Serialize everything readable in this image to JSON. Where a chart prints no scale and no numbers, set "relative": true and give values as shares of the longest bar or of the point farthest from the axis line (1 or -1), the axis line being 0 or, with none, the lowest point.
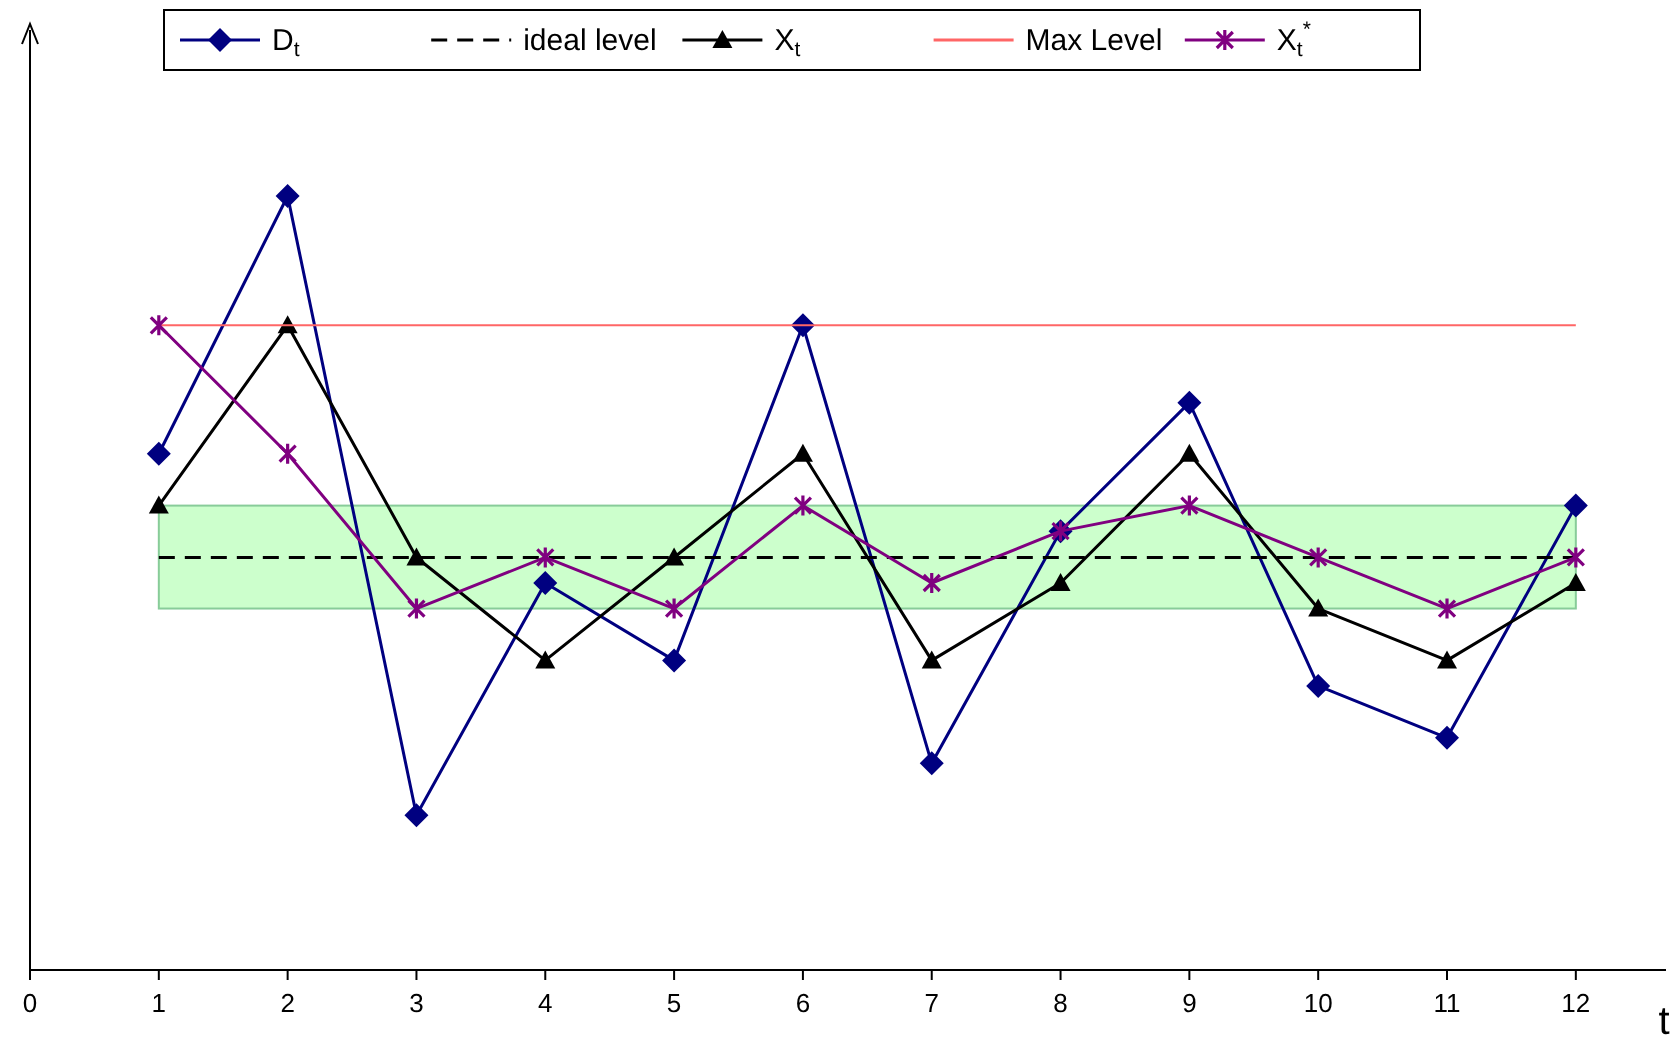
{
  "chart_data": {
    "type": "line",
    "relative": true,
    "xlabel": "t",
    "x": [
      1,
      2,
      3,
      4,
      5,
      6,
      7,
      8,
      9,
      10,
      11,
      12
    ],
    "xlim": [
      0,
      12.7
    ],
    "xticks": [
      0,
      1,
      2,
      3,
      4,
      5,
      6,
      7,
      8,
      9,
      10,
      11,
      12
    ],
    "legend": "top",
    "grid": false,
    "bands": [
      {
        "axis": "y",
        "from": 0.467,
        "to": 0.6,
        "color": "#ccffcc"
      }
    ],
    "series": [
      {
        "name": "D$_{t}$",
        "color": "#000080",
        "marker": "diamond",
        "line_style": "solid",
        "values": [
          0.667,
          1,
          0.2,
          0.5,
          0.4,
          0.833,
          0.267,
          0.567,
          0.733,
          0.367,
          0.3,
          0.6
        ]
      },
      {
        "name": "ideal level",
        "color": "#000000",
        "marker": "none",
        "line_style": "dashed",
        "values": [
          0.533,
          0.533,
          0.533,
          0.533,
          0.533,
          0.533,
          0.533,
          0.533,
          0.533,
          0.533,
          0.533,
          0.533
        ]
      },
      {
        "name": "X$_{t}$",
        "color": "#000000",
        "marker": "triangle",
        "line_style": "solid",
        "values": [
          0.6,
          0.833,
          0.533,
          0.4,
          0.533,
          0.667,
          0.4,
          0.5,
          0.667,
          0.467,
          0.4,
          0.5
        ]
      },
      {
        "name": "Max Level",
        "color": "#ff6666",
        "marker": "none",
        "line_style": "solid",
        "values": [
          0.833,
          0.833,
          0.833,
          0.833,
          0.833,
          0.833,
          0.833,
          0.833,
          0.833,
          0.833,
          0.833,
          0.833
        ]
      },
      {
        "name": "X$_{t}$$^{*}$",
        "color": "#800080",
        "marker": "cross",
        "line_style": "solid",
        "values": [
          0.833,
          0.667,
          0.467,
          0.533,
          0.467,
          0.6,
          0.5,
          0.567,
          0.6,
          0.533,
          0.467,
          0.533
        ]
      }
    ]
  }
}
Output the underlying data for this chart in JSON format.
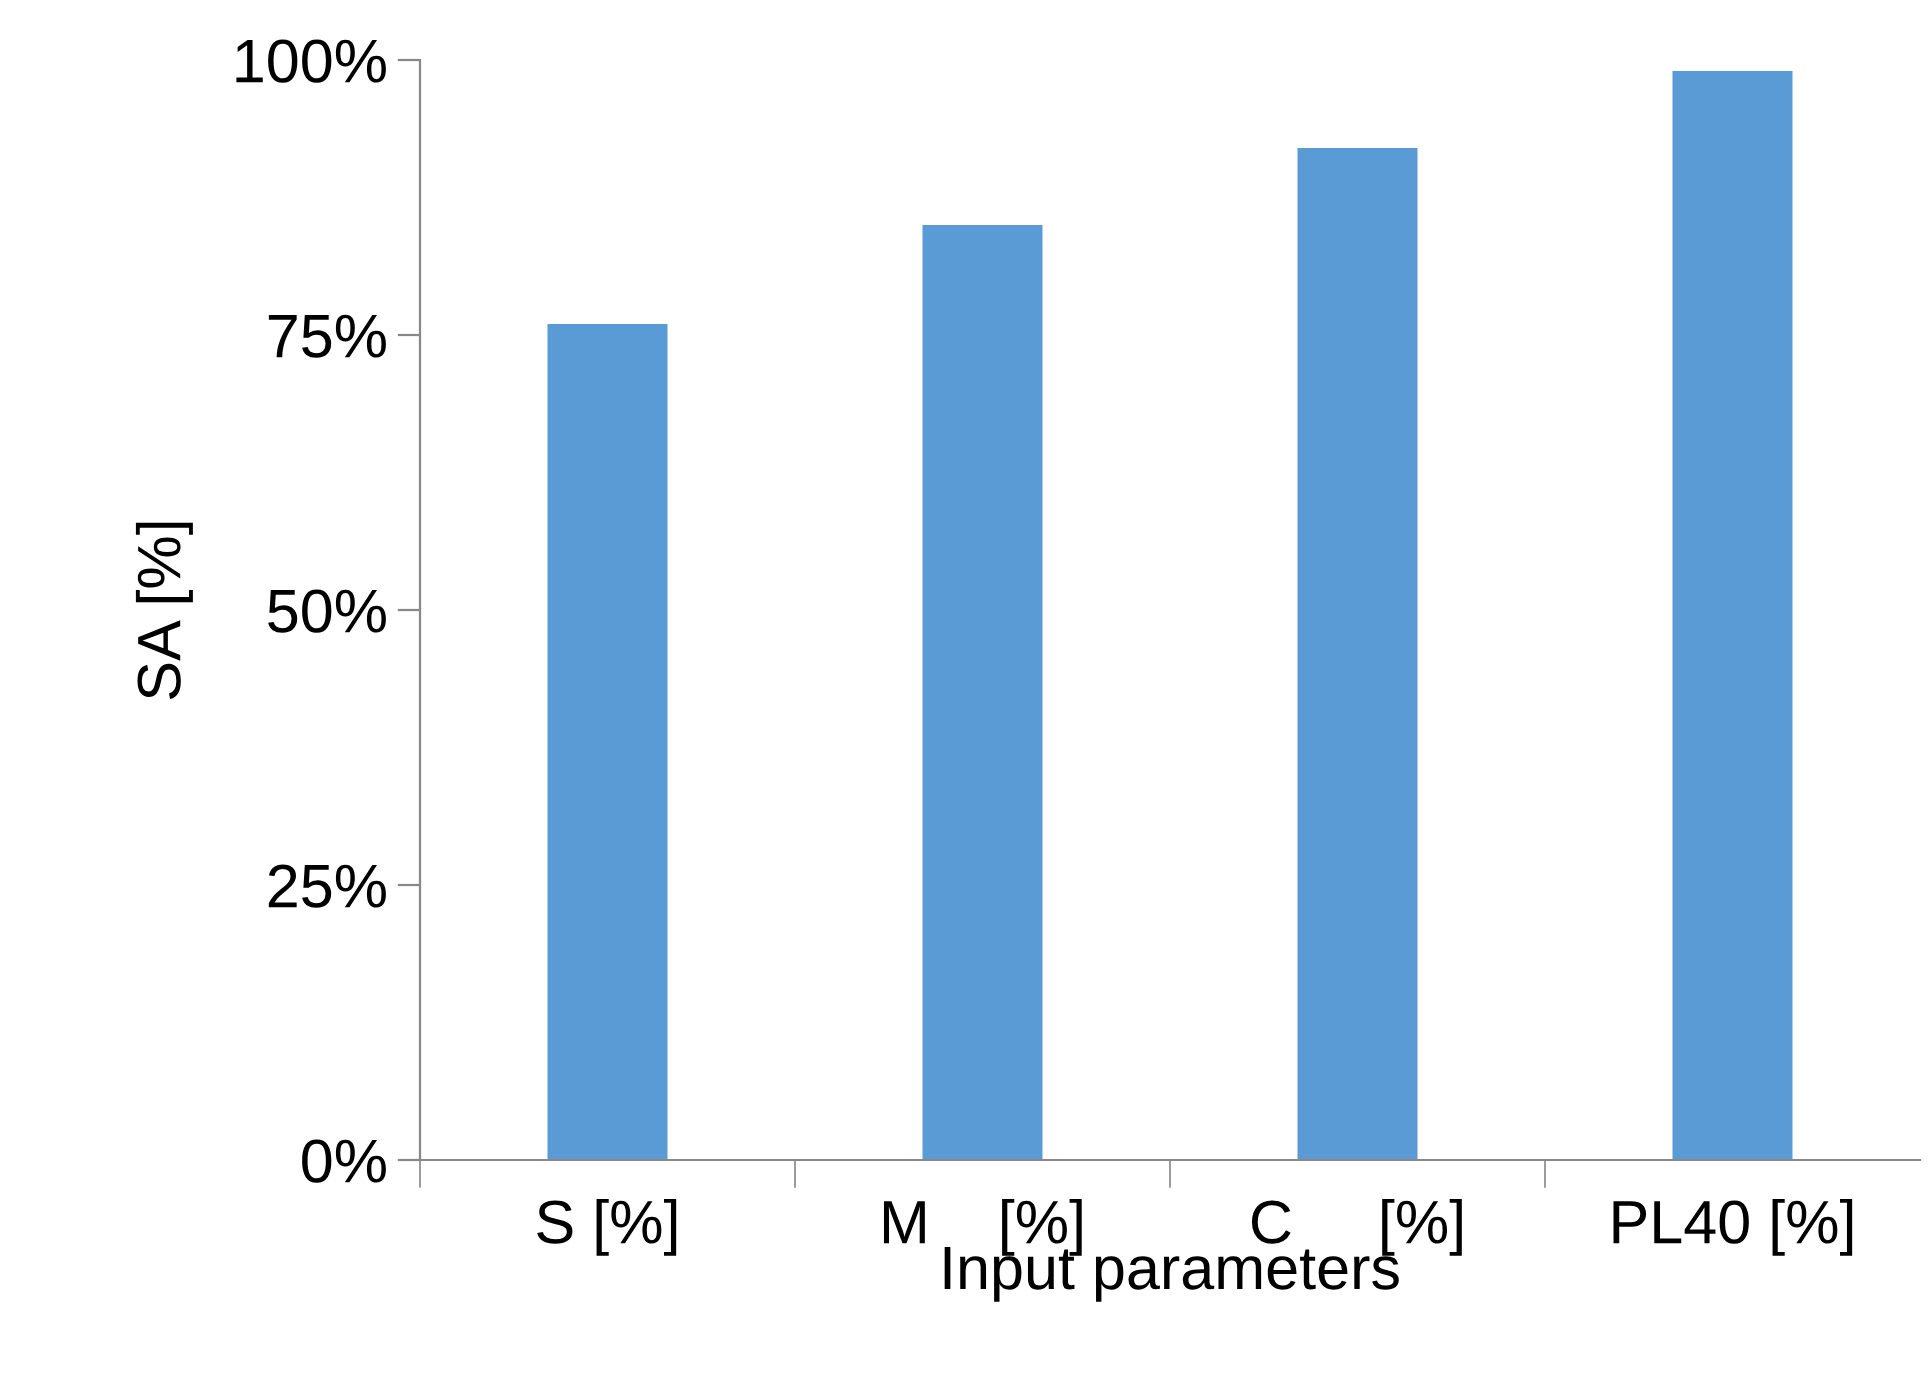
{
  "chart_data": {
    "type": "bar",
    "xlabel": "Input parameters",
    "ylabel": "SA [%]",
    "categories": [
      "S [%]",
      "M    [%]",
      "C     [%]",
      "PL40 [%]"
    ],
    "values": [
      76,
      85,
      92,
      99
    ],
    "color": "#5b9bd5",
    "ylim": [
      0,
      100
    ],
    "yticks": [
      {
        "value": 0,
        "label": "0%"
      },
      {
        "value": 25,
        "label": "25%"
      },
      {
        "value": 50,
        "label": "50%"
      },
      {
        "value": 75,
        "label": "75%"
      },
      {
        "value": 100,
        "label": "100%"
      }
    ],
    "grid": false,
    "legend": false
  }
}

| Exercise task |
Print each of the records above exactly as written, leaving no picture in the copy.

| Problem solution |
Serialize everything readable in this image to JSON. Where a chart prints no scale and no numbers, set "relative": true and give values as shares of the longest bar or of the point farthest from the axis line (1 or -1), the axis line being 0 or, with none, the lowest point.
{
  "chart_data": {
    "type": "line",
    "relative": true,
    "xlabel": "t",
    "x": [
      1,
      2,
      3,
      4,
      5,
      6,
      7,
      8,
      9,
      10,
      11,
      12
    ],
    "xlim": [
      0,
      12.7
    ],
    "xticks": [
      0,
      1,
      2,
      3,
      4,
      5,
      6,
      7,
      8,
      9,
      10,
      11,
      12
    ],
    "legend": "top",
    "grid": false,
    "bands": [
      {
        "axis": "y",
        "from": 0.467,
        "to": 0.6,
        "color": "#ccffcc"
      }
    ],
    "series": [
      {
        "name": "D$_{t}$",
        "color": "#000080",
        "marker": "diamond",
        "line_style": "solid",
        "values": [
          0.667,
          1,
          0.2,
          0.5,
          0.4,
          0.833,
          0.267,
          0.567,
          0.733,
          0.367,
          0.3,
          0.6
        ]
      },
      {
        "name": "ideal level",
        "color": "#000000",
        "marker": "none",
        "line_style": "dashed",
        "values": [
          0.533,
          0.533,
          0.533,
          0.533,
          0.533,
          0.533,
          0.533,
          0.533,
          0.533,
          0.533,
          0.533,
          0.533
        ]
      },
      {
        "name": "X$_{t}$",
        "color": "#000000",
        "marker": "triangle",
        "line_style": "solid",
        "values": [
          0.6,
          0.833,
          0.533,
          0.4,
          0.533,
          0.667,
          0.4,
          0.5,
          0.667,
          0.467,
          0.4,
          0.5
        ]
      },
      {
        "name": "Max Level",
        "color": "#ff6666",
        "marker": "none",
        "line_style": "solid",
        "values": [
          0.833,
          0.833,
          0.833,
          0.833,
          0.833,
          0.833,
          0.833,
          0.833,
          0.833,
          0.833,
          0.833,
          0.833
        ]
      },
      {
        "name": "X$_{t}$$^{*}$",
        "color": "#800080",
        "marker": "cross",
        "line_style": "solid",
        "values": [
          0.833,
          0.667,
          0.467,
          0.533,
          0.467,
          0.6,
          0.5,
          0.567,
          0.6,
          0.533,
          0.467,
          0.533
        ]
      }
    ]
  }
}
Output the underlying data for this chart in JSON format.
{
  "chart_data": {
    "type": "bar",
    "xlabel": "Input parameters",
    "ylabel": "SA [%]",
    "categories": [
      "S [%]",
      "M    [%]",
      "C     [%]",
      "PL40 [%]"
    ],
    "values": [
      76,
      85,
      92,
      99
    ],
    "color": "#5b9bd5",
    "ylim": [
      0,
      100
    ],
    "yticks": [
      {
        "value": 0,
        "label": "0%"
      },
      {
        "value": 25,
        "label": "25%"
      },
      {
        "value": 50,
        "label": "50%"
      },
      {
        "value": 75,
        "label": "75%"
      },
      {
        "value": 100,
        "label": "100%"
      }
    ],
    "grid": false,
    "legend": false
  }
}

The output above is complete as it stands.